[Record excerpts start]

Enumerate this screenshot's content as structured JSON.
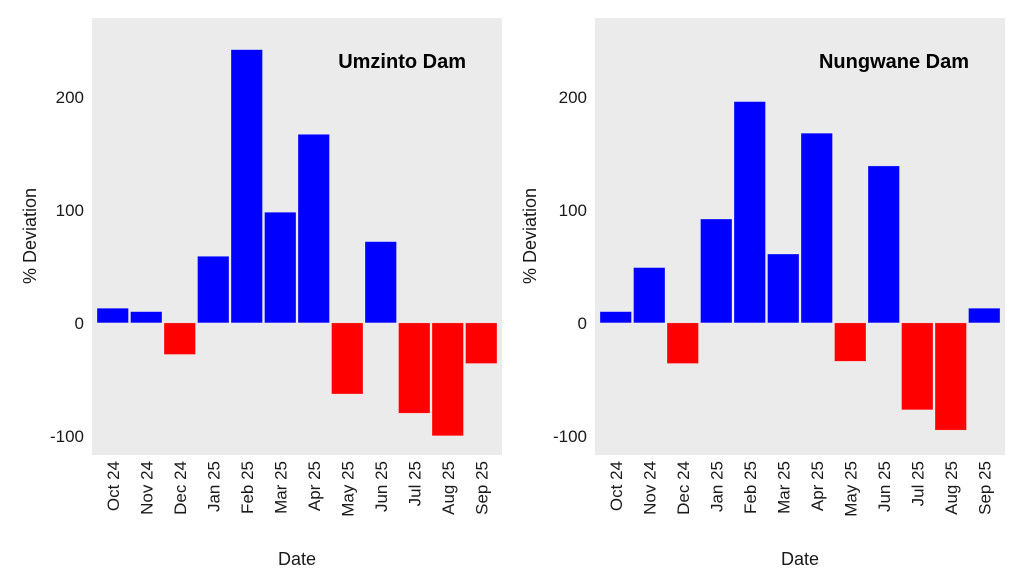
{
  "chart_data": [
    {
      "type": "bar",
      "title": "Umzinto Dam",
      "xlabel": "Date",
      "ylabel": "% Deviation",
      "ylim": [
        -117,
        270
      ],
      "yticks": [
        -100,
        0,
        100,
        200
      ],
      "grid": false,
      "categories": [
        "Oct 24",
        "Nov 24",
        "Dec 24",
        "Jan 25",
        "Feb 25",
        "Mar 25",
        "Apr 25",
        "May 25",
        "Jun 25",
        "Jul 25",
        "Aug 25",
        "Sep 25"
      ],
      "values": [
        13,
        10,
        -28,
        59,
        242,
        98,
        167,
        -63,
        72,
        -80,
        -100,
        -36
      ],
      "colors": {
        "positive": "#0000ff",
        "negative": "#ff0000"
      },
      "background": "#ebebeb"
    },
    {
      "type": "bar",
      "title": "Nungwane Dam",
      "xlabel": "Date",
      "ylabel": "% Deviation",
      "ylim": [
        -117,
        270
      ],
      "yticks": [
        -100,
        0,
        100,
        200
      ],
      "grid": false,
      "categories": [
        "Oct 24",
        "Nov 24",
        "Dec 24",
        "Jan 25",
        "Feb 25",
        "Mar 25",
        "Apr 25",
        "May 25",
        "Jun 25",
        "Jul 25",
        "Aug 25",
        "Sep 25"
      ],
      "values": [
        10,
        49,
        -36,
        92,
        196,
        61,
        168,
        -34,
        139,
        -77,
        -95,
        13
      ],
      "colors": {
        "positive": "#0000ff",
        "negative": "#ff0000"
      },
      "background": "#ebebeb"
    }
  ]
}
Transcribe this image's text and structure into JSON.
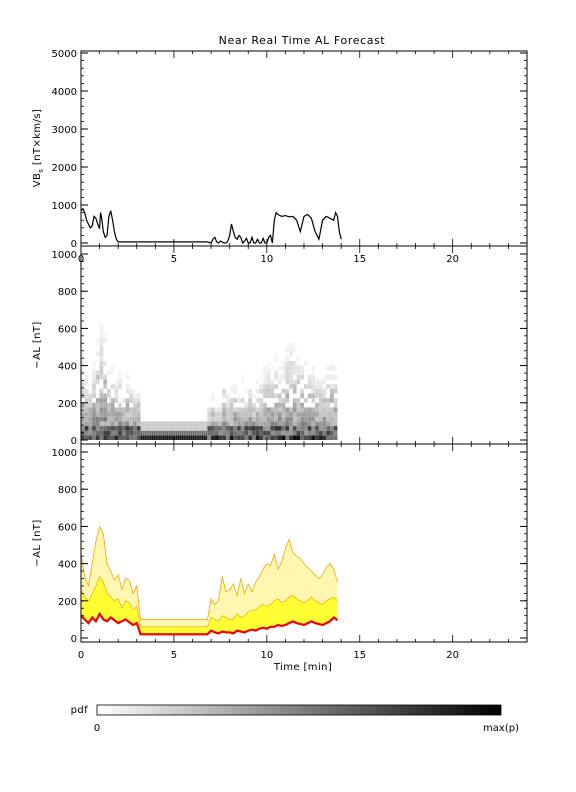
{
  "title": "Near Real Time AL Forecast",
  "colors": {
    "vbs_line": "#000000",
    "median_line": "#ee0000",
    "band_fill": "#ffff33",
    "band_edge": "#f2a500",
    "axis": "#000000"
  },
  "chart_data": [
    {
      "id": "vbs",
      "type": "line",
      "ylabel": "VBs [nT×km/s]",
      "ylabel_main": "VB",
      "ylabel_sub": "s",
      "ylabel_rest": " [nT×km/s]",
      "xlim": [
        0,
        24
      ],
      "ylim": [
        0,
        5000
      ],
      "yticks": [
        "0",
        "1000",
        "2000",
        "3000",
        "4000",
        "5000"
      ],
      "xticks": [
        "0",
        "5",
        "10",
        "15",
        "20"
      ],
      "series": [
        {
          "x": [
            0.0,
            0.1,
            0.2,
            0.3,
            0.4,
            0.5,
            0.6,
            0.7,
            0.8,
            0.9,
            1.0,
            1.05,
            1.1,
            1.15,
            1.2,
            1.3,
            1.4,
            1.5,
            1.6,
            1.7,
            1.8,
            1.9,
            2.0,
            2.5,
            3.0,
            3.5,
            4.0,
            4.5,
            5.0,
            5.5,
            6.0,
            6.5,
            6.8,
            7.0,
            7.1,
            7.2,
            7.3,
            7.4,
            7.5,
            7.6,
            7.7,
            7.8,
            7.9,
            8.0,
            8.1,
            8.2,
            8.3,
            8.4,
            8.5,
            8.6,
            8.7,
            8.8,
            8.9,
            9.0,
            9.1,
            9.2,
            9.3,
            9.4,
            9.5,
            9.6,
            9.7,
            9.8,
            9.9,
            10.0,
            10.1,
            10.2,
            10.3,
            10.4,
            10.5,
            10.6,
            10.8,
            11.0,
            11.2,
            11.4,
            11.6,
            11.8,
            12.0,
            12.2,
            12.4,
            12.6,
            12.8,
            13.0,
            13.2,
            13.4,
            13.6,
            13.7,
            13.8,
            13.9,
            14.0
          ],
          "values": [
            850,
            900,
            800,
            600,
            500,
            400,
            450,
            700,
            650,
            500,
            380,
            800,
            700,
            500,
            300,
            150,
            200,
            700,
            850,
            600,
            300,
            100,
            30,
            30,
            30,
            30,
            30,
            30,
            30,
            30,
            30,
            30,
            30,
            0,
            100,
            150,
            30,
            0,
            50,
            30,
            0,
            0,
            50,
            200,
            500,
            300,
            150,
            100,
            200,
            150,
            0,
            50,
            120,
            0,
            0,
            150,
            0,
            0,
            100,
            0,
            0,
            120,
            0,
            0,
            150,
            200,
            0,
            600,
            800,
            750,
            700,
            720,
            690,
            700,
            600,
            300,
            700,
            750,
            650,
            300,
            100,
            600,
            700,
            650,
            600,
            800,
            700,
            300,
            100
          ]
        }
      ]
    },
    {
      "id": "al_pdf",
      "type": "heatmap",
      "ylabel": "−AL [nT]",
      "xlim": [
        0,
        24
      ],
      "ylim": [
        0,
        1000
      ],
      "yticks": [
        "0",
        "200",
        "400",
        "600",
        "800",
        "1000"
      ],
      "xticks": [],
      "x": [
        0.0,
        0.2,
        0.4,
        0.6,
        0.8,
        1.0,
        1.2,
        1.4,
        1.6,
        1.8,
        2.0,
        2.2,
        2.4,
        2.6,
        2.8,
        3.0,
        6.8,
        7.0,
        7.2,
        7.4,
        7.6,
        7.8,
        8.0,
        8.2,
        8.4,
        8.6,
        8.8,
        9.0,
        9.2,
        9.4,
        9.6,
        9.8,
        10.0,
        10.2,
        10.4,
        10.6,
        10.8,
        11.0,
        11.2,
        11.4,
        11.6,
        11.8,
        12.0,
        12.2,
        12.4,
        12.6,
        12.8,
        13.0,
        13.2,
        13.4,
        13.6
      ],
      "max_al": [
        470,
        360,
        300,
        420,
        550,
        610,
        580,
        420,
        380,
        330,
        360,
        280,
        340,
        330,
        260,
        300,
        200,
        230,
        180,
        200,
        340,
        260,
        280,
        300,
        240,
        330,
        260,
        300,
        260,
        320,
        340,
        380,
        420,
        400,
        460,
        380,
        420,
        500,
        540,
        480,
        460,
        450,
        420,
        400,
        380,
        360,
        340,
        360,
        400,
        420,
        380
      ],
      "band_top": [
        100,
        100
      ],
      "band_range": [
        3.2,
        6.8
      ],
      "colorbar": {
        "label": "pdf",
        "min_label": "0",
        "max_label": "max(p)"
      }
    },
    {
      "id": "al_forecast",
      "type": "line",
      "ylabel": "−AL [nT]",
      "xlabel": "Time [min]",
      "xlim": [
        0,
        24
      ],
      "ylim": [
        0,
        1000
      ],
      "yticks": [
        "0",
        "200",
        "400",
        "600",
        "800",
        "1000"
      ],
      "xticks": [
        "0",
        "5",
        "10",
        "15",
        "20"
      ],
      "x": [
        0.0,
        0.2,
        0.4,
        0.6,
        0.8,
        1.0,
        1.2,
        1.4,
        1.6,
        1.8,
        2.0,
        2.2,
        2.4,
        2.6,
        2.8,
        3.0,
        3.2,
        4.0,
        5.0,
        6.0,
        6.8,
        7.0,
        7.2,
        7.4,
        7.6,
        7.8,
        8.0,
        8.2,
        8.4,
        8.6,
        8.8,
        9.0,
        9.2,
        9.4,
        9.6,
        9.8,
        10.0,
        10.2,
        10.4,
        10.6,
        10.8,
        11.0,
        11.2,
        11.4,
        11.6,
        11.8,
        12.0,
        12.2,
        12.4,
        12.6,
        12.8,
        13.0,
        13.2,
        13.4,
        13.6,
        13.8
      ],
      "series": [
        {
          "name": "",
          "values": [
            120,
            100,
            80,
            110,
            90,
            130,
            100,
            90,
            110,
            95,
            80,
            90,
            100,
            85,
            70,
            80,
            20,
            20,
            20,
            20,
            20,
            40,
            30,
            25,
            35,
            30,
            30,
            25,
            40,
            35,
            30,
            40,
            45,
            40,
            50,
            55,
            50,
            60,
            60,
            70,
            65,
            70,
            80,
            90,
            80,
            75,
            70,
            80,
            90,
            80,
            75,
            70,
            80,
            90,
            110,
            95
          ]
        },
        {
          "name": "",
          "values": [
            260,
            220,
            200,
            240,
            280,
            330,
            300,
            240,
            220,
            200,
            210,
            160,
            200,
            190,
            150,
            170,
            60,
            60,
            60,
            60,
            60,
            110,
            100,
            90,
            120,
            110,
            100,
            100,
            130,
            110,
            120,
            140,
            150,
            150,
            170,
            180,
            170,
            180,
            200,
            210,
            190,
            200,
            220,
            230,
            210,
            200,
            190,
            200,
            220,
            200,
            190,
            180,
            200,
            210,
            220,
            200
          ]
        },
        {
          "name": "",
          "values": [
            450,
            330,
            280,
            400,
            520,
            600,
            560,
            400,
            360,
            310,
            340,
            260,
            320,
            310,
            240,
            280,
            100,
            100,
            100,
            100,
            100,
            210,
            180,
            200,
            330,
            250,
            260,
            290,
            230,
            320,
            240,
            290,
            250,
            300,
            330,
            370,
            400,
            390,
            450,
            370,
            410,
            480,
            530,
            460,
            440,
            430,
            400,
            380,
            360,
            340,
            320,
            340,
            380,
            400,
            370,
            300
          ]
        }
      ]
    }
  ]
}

[Record excerpts end]

* [Work to complete]: Examine the records and pull out every line where the string "JSON" occurs.

* [Result of the task]:
Enumerate this screenshot's content as structured JSON.
Transcribe this image's text and structure into JSON.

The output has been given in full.